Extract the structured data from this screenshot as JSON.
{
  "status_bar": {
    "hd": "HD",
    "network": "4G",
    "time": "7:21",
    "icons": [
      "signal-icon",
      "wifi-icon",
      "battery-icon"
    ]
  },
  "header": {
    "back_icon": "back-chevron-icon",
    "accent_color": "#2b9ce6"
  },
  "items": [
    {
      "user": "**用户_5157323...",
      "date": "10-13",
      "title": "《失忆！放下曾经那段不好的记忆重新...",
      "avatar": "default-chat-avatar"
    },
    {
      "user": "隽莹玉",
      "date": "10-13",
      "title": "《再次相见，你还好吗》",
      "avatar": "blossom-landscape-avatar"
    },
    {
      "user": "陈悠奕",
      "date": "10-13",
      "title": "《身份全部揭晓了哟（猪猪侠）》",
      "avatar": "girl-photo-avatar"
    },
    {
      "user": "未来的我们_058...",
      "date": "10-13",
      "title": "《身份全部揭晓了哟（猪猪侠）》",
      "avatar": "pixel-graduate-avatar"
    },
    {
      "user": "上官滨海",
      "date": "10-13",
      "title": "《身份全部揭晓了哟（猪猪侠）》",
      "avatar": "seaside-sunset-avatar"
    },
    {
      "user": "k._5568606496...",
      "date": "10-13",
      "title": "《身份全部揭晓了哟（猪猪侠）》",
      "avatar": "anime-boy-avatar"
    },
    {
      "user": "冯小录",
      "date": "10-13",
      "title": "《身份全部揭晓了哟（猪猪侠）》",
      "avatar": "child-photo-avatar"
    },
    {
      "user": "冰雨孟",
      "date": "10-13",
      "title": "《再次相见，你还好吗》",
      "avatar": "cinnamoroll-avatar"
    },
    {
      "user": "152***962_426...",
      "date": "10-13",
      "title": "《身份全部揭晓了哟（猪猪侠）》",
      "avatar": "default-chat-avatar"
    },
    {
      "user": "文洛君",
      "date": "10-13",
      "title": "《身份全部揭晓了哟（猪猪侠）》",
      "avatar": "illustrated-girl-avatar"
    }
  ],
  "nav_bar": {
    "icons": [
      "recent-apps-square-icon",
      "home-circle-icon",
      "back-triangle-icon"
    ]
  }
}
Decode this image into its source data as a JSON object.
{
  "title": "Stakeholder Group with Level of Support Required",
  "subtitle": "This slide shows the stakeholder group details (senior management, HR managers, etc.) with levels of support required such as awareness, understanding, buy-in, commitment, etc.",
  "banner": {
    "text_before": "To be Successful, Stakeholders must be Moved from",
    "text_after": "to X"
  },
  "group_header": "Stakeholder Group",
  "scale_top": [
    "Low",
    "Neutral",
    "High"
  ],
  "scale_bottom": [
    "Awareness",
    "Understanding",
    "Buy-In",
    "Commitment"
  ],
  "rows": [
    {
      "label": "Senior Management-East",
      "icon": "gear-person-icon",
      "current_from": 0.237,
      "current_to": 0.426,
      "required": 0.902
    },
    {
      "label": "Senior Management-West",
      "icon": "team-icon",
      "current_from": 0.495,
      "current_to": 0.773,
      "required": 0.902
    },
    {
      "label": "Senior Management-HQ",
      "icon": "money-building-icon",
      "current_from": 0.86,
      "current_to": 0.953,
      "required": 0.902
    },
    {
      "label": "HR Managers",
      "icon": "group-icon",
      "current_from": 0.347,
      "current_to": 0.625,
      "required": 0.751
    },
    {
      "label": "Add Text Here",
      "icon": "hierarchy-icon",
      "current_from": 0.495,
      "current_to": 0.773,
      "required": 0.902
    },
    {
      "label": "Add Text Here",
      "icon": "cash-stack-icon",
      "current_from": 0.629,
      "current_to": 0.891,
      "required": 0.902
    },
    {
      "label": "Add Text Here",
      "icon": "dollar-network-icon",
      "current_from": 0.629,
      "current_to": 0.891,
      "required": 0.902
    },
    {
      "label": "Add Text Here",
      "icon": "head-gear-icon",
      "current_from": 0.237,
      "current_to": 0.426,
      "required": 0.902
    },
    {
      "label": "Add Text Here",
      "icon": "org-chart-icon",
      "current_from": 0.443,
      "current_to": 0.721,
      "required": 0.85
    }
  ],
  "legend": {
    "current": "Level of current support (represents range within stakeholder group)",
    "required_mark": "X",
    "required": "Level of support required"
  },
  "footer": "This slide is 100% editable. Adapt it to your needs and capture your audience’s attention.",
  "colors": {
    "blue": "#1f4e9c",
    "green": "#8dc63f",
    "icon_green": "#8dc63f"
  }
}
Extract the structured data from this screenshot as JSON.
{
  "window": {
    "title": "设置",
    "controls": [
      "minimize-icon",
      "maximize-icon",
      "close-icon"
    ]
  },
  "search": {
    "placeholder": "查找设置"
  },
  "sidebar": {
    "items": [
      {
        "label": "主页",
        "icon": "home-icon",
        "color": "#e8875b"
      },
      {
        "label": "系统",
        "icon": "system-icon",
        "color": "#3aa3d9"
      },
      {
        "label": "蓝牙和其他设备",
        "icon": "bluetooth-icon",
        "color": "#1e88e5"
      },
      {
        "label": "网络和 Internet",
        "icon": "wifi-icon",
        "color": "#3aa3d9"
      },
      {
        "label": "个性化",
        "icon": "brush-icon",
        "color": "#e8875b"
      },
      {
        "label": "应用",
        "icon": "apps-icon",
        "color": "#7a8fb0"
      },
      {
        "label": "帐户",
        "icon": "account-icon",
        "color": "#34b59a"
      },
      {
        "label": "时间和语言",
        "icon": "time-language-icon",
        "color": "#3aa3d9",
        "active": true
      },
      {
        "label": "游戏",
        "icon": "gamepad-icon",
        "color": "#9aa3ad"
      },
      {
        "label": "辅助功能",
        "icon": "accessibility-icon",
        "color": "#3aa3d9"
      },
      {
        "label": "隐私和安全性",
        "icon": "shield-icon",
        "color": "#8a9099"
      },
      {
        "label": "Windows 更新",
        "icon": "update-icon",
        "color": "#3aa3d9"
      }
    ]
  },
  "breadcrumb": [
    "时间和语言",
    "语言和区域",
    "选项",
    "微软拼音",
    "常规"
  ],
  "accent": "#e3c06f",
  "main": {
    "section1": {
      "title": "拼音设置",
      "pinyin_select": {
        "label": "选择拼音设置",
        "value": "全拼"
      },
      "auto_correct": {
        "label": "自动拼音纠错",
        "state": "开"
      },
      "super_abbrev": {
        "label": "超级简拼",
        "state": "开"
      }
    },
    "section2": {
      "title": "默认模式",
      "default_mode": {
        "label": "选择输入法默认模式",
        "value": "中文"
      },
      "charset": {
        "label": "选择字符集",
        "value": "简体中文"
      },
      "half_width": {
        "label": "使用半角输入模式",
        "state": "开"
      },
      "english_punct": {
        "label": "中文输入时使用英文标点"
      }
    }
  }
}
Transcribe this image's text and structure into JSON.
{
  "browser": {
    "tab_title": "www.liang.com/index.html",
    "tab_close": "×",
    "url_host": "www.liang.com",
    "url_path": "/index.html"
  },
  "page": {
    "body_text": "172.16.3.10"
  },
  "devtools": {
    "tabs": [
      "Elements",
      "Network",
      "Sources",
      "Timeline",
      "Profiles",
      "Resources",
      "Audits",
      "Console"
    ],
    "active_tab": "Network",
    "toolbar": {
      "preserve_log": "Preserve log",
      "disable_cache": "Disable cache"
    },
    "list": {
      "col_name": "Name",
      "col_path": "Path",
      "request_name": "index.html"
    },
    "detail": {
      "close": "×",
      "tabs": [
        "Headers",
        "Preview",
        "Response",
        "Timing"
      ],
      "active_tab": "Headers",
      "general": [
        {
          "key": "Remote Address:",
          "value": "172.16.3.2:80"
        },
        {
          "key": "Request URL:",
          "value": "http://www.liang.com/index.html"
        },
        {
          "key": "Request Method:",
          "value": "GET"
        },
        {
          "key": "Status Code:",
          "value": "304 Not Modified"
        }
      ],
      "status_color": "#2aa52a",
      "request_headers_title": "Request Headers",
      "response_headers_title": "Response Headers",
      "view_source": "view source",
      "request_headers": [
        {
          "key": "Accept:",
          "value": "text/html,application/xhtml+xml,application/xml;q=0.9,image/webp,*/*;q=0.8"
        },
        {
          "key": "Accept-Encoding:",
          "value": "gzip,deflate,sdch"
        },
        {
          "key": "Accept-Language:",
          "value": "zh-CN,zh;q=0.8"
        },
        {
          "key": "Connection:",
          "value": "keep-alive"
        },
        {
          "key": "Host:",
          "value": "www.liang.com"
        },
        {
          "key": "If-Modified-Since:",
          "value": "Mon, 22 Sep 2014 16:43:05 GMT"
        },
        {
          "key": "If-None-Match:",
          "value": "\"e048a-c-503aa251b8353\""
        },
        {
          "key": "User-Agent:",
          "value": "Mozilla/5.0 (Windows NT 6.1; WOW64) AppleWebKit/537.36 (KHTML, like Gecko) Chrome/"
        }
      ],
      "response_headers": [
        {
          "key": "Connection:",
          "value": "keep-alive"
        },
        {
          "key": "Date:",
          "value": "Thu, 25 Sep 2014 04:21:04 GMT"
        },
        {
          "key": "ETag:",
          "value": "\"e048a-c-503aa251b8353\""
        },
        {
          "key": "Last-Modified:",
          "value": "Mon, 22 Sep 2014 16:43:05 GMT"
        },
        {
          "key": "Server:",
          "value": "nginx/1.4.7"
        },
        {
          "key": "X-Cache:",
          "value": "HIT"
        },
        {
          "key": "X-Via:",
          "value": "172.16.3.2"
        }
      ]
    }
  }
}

*What is needed:* Reproduce each line of the material containing the word "apps".

*Final answer:*
      "recent-apps-square-icon",
        "icon": "apps-icon",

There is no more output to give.